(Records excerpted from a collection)
──────────
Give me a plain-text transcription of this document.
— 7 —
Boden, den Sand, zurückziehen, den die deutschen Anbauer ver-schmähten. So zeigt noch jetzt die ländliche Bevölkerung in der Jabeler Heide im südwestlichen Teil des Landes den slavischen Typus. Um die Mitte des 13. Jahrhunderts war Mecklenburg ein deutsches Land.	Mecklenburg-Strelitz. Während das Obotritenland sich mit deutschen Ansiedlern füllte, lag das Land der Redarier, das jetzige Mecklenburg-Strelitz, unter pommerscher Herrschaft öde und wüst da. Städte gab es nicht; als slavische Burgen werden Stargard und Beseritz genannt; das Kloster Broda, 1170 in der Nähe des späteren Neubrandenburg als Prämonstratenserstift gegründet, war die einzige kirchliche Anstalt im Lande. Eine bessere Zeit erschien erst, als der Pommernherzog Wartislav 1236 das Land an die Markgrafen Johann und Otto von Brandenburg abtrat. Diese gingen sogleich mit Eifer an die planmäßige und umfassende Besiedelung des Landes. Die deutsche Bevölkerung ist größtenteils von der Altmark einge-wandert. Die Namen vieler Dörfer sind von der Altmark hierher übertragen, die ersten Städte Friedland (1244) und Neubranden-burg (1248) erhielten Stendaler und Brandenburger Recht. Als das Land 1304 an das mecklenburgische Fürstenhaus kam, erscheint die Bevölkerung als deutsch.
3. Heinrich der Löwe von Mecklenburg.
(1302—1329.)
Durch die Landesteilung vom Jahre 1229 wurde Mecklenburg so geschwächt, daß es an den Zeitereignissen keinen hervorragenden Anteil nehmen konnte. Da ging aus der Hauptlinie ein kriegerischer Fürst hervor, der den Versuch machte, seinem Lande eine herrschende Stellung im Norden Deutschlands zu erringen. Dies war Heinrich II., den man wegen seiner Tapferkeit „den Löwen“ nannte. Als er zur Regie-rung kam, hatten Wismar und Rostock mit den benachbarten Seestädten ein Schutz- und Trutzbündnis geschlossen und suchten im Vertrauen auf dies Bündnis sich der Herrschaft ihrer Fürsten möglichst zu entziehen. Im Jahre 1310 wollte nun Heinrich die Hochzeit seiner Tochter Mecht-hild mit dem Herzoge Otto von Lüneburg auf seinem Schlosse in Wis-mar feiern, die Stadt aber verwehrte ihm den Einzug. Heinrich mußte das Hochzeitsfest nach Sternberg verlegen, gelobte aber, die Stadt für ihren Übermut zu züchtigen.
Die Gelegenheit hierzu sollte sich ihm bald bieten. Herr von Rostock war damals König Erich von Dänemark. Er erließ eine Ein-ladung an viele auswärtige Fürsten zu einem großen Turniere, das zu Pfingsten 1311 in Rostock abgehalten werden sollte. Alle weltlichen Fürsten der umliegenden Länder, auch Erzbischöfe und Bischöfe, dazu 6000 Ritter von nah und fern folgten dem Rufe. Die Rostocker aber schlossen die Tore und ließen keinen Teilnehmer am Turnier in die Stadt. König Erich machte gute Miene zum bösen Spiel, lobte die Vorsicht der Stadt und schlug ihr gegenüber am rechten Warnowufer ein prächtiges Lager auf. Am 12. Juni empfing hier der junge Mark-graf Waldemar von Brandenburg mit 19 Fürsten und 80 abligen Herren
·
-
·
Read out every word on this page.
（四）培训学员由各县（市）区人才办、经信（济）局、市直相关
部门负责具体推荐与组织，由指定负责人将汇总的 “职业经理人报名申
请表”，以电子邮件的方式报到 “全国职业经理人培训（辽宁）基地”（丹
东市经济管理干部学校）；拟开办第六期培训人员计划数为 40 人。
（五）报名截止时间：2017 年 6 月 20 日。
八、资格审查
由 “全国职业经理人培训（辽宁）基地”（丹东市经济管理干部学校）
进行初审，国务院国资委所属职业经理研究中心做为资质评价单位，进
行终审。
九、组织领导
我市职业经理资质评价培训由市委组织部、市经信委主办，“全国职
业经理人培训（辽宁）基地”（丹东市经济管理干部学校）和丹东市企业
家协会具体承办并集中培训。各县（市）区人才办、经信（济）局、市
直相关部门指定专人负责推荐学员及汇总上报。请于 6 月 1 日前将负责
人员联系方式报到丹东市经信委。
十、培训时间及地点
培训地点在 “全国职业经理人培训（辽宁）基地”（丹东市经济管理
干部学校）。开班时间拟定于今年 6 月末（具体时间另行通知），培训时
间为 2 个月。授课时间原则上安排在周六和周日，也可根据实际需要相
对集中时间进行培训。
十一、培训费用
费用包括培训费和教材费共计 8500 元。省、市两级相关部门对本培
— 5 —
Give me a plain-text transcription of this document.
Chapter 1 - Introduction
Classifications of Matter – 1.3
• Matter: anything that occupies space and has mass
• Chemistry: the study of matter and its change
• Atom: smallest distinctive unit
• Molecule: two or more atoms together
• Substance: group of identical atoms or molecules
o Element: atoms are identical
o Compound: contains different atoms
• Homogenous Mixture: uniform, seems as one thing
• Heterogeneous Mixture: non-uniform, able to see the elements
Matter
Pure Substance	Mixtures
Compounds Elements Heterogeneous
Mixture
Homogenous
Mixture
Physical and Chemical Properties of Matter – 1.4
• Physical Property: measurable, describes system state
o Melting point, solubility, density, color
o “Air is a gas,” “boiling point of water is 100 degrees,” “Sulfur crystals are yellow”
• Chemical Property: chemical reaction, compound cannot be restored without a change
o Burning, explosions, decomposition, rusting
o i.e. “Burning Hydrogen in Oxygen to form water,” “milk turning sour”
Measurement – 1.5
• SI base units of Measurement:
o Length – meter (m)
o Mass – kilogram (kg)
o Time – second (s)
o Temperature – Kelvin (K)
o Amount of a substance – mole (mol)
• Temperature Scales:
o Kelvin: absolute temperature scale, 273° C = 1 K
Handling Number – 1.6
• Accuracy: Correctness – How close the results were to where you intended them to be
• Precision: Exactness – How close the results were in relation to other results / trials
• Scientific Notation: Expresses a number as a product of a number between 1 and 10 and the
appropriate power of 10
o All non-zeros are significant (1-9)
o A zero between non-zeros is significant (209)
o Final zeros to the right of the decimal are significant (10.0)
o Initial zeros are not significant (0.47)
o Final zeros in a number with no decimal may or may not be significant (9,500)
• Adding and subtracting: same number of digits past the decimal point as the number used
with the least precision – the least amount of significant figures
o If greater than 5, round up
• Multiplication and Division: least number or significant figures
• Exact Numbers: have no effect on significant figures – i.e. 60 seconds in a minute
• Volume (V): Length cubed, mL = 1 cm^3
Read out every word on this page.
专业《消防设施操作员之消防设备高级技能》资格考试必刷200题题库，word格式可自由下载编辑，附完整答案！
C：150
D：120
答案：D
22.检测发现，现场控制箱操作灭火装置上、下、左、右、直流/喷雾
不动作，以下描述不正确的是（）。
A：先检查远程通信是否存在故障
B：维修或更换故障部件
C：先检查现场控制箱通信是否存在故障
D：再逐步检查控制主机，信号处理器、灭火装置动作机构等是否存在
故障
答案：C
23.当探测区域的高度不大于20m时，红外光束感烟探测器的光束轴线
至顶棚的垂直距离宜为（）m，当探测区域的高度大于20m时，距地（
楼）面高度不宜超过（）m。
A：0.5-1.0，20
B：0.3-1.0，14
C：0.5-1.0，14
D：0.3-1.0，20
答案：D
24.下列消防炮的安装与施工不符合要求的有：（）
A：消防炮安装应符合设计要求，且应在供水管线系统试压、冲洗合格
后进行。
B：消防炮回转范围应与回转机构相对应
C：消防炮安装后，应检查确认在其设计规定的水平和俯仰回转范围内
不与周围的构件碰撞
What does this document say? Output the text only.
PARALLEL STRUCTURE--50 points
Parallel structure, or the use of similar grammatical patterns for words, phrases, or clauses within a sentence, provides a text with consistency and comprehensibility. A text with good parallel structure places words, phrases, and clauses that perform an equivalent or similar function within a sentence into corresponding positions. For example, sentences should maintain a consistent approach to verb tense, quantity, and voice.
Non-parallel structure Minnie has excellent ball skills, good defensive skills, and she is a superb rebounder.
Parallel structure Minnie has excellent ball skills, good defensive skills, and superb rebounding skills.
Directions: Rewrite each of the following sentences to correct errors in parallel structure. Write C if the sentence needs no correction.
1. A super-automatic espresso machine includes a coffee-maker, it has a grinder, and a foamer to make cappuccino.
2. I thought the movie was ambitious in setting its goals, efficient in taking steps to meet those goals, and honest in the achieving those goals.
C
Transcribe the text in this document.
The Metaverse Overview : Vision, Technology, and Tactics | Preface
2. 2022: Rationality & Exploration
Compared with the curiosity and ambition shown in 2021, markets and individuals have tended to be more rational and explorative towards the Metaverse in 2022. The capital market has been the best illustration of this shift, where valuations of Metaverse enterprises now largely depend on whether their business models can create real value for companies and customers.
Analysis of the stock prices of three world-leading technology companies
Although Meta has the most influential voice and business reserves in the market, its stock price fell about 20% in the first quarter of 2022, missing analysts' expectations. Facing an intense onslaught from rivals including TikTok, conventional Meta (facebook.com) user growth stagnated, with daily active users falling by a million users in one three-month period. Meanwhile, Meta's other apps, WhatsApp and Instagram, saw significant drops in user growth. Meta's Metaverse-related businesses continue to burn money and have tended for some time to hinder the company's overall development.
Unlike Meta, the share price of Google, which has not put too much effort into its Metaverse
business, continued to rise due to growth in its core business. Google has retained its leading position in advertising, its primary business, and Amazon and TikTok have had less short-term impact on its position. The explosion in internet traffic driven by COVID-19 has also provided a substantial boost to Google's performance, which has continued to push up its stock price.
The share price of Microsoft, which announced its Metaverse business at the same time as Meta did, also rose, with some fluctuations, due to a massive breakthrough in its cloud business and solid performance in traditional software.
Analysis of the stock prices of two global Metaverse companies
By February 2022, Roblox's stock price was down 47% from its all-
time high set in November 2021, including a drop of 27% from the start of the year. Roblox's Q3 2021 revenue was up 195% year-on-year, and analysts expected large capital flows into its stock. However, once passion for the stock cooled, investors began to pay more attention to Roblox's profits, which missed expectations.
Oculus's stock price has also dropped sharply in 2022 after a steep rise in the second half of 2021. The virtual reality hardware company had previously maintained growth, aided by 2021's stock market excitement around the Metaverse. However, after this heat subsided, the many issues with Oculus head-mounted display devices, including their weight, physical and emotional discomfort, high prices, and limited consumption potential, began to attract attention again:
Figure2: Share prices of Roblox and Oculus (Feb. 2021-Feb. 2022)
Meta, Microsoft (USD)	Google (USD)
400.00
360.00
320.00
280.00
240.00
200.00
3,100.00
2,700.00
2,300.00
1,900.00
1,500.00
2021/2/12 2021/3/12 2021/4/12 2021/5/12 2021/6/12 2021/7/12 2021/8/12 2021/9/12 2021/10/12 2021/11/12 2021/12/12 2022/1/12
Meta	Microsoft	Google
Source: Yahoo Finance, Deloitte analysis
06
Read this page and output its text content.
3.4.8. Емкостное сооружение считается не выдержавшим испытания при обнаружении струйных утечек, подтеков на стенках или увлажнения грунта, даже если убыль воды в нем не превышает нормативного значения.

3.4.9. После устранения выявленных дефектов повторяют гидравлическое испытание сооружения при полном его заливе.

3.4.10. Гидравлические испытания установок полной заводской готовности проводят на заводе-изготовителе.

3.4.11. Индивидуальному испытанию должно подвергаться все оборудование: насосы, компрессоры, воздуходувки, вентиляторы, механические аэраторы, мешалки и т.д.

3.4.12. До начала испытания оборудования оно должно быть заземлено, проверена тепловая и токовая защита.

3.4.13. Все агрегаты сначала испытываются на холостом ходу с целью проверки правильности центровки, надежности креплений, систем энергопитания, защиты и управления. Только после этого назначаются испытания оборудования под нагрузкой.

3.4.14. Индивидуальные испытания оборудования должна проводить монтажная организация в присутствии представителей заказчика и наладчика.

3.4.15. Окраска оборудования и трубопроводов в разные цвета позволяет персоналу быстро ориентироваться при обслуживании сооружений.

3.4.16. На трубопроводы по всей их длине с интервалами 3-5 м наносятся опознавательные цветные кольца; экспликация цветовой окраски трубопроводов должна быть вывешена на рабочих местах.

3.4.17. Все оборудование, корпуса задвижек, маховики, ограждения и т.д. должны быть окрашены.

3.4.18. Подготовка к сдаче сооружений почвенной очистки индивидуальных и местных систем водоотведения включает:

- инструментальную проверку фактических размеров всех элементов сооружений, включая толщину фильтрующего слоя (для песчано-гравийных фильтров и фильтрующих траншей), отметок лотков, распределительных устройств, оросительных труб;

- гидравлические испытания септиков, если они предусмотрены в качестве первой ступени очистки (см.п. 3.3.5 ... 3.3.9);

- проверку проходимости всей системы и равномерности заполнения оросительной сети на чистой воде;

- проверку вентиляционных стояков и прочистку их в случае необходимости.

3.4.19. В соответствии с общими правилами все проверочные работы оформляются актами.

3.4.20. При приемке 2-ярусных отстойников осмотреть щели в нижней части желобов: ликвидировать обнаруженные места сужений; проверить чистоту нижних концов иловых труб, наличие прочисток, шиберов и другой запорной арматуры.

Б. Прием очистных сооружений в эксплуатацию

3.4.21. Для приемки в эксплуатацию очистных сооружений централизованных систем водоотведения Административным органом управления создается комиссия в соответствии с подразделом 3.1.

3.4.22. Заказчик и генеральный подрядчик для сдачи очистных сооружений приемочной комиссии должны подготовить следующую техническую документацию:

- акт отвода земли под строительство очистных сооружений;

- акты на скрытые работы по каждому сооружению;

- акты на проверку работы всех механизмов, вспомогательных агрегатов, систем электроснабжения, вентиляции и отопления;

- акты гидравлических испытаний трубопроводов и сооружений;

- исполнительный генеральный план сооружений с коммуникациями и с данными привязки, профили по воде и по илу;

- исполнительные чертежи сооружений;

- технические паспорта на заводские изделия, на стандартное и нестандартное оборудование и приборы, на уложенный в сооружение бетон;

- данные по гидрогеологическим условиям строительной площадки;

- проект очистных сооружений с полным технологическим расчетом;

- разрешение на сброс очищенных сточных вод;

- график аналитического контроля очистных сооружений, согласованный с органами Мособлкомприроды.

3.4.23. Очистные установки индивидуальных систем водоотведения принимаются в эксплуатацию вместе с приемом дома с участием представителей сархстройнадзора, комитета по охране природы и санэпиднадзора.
──────────
INSTRUCTION: Search the data above for the string "atoms" and copy each line that has it.

EXERCISE ANSWER:
• Molecule: two or more atoms together
• Substance: group of identical atoms or molecules
o Element: atoms are identical
o Compound: contains different atoms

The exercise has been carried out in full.